• _Work instructions_:
Repeat the full listing, word for word.

• _Provided material_:
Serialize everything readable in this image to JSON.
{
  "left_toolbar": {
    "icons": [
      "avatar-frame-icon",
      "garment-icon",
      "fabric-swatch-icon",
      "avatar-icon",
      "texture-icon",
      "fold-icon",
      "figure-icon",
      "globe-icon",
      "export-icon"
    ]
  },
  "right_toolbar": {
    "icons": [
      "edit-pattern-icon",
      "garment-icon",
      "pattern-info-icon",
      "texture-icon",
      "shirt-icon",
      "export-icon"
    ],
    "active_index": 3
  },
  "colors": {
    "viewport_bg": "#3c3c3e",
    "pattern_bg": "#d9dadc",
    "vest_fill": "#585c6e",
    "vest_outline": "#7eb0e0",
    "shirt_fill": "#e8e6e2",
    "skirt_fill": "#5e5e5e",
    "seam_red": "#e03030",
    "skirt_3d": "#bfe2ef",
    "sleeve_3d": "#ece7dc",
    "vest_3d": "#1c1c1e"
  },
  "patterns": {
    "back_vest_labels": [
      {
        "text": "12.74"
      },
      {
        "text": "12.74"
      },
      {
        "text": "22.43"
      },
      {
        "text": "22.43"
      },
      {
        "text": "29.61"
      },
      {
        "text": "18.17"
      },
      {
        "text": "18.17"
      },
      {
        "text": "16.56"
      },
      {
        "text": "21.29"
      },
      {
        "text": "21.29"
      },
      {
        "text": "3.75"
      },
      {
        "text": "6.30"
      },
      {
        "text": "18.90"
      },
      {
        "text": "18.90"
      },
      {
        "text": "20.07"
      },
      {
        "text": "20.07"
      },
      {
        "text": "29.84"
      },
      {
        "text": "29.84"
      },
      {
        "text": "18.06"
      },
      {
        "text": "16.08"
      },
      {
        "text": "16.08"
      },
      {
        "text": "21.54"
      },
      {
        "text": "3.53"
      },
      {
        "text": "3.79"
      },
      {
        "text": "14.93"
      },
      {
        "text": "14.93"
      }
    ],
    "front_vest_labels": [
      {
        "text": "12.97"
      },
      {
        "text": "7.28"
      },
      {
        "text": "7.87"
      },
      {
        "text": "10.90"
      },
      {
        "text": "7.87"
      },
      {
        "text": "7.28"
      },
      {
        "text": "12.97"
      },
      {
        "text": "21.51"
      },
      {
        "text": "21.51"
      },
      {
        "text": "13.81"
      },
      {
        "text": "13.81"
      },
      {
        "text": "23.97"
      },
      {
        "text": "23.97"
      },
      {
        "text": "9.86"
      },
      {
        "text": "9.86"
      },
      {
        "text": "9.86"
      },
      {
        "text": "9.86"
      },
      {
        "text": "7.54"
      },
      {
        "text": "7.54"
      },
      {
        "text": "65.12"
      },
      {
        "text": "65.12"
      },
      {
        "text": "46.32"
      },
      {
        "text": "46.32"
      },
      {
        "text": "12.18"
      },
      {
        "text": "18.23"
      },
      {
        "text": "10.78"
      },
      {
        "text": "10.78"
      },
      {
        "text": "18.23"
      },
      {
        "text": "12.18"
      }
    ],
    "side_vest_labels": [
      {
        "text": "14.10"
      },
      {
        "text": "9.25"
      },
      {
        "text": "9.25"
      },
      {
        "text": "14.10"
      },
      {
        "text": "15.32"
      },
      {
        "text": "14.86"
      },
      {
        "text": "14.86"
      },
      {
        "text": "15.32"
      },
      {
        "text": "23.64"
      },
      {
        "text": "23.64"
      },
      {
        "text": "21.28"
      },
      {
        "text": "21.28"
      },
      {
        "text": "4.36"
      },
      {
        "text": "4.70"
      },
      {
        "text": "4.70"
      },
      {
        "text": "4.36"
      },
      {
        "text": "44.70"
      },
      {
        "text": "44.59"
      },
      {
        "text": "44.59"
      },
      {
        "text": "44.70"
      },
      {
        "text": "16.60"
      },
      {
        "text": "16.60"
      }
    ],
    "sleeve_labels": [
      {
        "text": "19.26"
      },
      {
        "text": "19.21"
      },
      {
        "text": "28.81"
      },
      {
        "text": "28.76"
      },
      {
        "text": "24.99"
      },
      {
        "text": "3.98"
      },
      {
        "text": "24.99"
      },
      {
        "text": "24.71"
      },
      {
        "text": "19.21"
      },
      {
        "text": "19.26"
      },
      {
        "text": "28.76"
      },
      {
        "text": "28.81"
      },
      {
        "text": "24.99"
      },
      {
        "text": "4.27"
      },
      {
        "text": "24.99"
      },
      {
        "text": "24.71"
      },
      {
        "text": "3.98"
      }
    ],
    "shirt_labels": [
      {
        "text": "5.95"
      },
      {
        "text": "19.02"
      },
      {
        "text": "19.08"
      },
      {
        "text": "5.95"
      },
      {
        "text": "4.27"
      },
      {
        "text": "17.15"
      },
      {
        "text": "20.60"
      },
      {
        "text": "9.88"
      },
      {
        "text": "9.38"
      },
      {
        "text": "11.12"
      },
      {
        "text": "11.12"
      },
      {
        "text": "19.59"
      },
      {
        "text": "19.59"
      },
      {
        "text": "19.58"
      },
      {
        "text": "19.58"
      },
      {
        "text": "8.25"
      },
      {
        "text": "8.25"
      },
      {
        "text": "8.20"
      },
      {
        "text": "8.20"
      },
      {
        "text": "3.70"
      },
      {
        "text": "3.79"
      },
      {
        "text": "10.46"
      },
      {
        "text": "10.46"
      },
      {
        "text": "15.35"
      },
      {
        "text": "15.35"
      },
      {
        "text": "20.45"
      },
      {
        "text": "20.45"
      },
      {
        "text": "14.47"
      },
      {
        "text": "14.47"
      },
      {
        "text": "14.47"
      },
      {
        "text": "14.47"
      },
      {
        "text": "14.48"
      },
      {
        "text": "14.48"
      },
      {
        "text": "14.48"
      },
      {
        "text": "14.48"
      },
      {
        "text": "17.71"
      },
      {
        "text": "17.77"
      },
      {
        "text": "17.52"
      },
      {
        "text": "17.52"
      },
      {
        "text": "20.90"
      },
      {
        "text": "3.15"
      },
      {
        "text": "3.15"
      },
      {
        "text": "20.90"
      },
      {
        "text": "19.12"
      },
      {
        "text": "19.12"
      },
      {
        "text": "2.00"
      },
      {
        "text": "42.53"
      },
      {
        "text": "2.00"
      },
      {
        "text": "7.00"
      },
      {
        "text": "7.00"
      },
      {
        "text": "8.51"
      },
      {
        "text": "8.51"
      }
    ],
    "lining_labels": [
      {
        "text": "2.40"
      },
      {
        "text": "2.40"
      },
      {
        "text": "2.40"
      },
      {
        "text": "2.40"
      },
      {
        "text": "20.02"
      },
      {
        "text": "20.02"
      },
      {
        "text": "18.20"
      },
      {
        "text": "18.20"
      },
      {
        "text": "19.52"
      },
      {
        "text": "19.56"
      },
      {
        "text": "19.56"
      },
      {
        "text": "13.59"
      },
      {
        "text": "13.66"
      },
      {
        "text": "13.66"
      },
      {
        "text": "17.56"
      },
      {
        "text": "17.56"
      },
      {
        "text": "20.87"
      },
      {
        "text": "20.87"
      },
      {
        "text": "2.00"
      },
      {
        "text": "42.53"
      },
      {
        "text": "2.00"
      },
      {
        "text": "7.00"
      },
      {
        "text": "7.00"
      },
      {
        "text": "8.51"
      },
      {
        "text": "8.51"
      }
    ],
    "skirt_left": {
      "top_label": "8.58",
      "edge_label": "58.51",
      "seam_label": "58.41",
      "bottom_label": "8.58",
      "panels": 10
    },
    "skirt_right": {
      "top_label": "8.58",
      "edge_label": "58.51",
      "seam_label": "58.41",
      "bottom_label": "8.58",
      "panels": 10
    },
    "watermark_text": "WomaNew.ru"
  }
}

• _Correct result_:
Serialize everything readable in this image to JSON.
{
  "left_toolbar": {
    "icons": [
      "avatar-frame-icon",
      "garment-icon",
      "fabric-swatch-icon",
      "avatar-icon",
      "texture-icon",
      "fold-icon",
      "figure-icon",
      "globe-icon",
      "export-icon"
    ]
  },
  "right_toolbar": {
    "icons": [
      "edit-pattern-icon",
      "garment-icon",
      "pattern-info-icon",
      "texture-icon",
      "shirt-icon",
      "export-icon"
    ],
    "active_index": 3
  },
  "colors": {
    "viewport_bg": "#3c3c3e",
    "pattern_bg": "#d9dadc",
    "vest_fill": "#585c6e",
    "vest_outline": "#7eb0e0",
    "shirt_fill": "#e8e6e2",
    "skirt_fill": "#5e5e5e",
    "seam_red": "#e03030",
    "skirt_3d": "#bfe2ef",
    "sleeve_3d": "#ece7dc",
    "vest_3d": "#1c1c1e"
  },
  "patterns": {
    "back_vest_labels": [
      {
        "text": "12.74"
      },
      {
        "text": "12.74"
      },
      {
        "text": "22.43"
      },
      {
        "text": "22.43"
      },
      {
        "text": "29.61"
      },
      {
        "text": "18.17"
      },
      {
        "text": "18.17"
      },
      {
        "text": "16.56"
      },
      {
        "text": "21.29"
      },
      {
        "text": "21.29"
      },
      {
        "text": "3.75"
      },
      {
        "text": "6.30"
      },
      {
        "text": "18.90"
      },
      {
        "text": "18.90"
      },
      {
        "text": "20.07"
      },
      {
        "text": "20.07"
      },
      {
        "text": "29.84"
      },
      {
        "text": "29.84"
      },
      {
        "text": "18.06"
      },
      {
        "text": "16.08"
      },
      {
        "text": "16.08"
      },
      {
        "text": "21.54"
      },
      {
        "text": "3.53"
      },
      {
        "text": "3.79"
      },
      {
        "text": "14.93"
      },
      {
        "text": "14.93"
      }
    ],
    "front_vest_labels": [
      {
        "text": "12.97"
      },
      {
        "text": "7.28"
      },
      {
        "text": "7.87"
      },
      {
        "text": "10.90"
      },
      {
        "text": "7.87"
      },
      {
        "text": "7.28"
      },
      {
        "text": "12.97"
      },
      {
        "text": "21.51"
      },
      {
        "text": "21.51"
      },
      {
        "text": "13.81"
      },
      {
        "text": "13.81"
      },
      {
        "text": "23.97"
      },
      {
        "text": "23.97"
      },
      {
        "text": "9.86"
      },
      {
        "text": "9.86"
      },
      {
        "text": "9.86"
      },
      {
        "text": "9.86"
      },
      {
        "text": "7.54"
      },
      {
        "text": "7.54"
      },
      {
        "text": "65.12"
      },
      {
        "text": "65.12"
      },
      {
        "text": "46.32"
      },
      {
        "text": "46.32"
      },
      {
        "text": "12.18"
      },
      {
        "text": "18.23"
      },
      {
        "text": "10.78"
      },
      {
        "text": "10.78"
      },
      {
        "text": "18.23"
      },
      {
        "text": "12.18"
      }
    ],
    "side_vest_labels": [
      {
        "text": "14.10"
      },
      {
        "text": "9.25"
      },
      {
        "text": "9.25"
      },
      {
        "text": "14.10"
      },
      {
        "text": "15.32"
      },
      {
        "text": "14.86"
      },
      {
        "text": "14.86"
      },
      {
        "text": "15.32"
      },
      {
        "text": "23.64"
      },
      {
        "text": "23.64"
      },
      {
        "text": "21.28"
      },
      {
        "text": "21.28"
      },
      {
        "text": "4.36"
      },
      {
        "text": "4.70"
      },
      {
        "text": "4.70"
      },
      {
        "text": "4.36"
      },
      {
        "text": "44.70"
      },
      {
        "text": "44.59"
      },
      {
        "text": "44.59"
      },
      {
        "text": "44.70"
      },
      {
        "text": "16.60"
      },
      {
        "text": "16.60"
      }
    ],
    "sleeve_labels": [
      {
        "text": "19.26"
      },
      {
        "text": "19.21"
      },
      {
        "text": "28.81"
      },
      {
        "text": "28.76"
      },
      {
        "text": "24.99"
      },
      {
        "text": "3.98"
      },
      {
        "text": "24.99"
      },
      {
        "text": "24.71"
      },
      {
        "text": "19.21"
      },
      {
        "text": "19.26"
      },
      {
        "text": "28.76"
      },
      {
        "text": "28.81"
      },
      {
        "text": "24.99"
      },
      {
        "text": "4.27"
      },
      {
        "text": "24.99"
      },
      {
        "text": "24.71"
      },
      {
        "text": "3.98"
      }
    ],
    "shirt_labels": [
      {
        "text": "5.95"
      },
      {
        "text": "19.02"
      },
      {
        "text": "19.08"
      },
      {
        "text": "5.95"
      },
      {
        "text": "4.27"
      },
      {
        "text": "17.15"
      },
      {
        "text": "20.60"
      },
      {
        "text": "9.88"
      },
      {
        "text": "9.38"
      },
      {
        "text": "11.12"
      },
      {
        "text": "11.12"
      },
      {
        "text": "19.59"
      },
      {
        "text": "19.59"
      },
      {
        "text": "19.58"
      },
      {
        "text": "19.58"
      },
      {
        "text": "8.25"
      },
      {
        "text": "8.25"
      },
      {
        "text": "8.20"
      },
      {
        "text": "8.20"
      },
      {
        "text": "3.70"
      },
      {
        "text": "3.79"
      },
      {
        "text": "10.46"
      },
      {
        "text": "10.46"
      },
      {
        "text": "15.35"
      },
      {
        "text": "15.35"
      },
      {
        "text": "20.45"
      },
      {
        "text": "20.45"
      },
      {
        "text": "14.47"
      },
      {
        "text": "14.47"
      },
      {
        "text": "14.47"
      },
      {
        "text": "14.47"
      },
      {
        "text": "14.48"
      },
      {
        "text": "14.48"
      },
      {
        "text": "14.48"
      },
      {
        "text": "14.48"
      },
      {
        "text": "17.71"
      },
      {
        "text": "17.77"
      },
      {
        "text": "17.52"
      },
      {
        "text": "17.52"
      },
      {
        "text": "20.90"
      },
      {
        "text": "3.15"
      },
      {
        "text": "3.15"
      },
      {
        "text": "20.90"
      },
      {
        "text": "19.12"
      },
      {
        "text": "19.12"
      },
      {
        "text": "2.00"
      },
      {
        "text": "42.53"
      },
      {
        "text": "2.00"
      },
      {
        "text": "7.00"
      },
      {
        "text": "7.00"
      },
      {
        "text": "8.51"
      },
      {
        "text": "8.51"
      }
    ],
    "lining_labels": [
      {
        "text": "2.40"
      },
      {
        "text": "2.40"
      },
      {
        "text": "2.40"
      },
      {
        "text": "2.40"
      },
      {
        "text": "20.02"
      },
      {
        "text": "20.02"
      },
      {
        "text": "18.20"
      },
      {
        "text": "18.20"
      },
      {
        "text": "19.52"
      },
      {
        "text": "19.56"
      },
      {
        "text": "19.56"
      },
      {
        "text": "13.59"
      },
      {
        "text": "13.66"
      },
      {
        "text": "13.66"
      },
      {
        "text": "17.56"
      },
      {
        "text": "17.56"
      },
      {
        "text": "20.87"
      },
      {
        "text": "20.87"
      },
      {
        "text": "2.00"
      },
      {
        "text": "42.53"
      },
      {
        "text": "2.00"
      },
      {
        "text": "7.00"
      },
      {
        "text": "7.00"
      },
      {
        "text": "8.51"
      },
      {
        "text": "8.51"
      }
    ],
    "skirt_left": {
      "top_label": "8.58",
      "edge_label": "58.51",
      "seam_label": "58.41",
      "bottom_label": "8.58",
      "panels": 10
    },
    "skirt_right": {
      "top_label": "8.58",
      "edge_label": "58.51",
      "seam_label": "58.41",
      "bottom_label": "8.58",
      "panels": 10
    },
    "watermark_text": "WomaNew.ru"
  }
}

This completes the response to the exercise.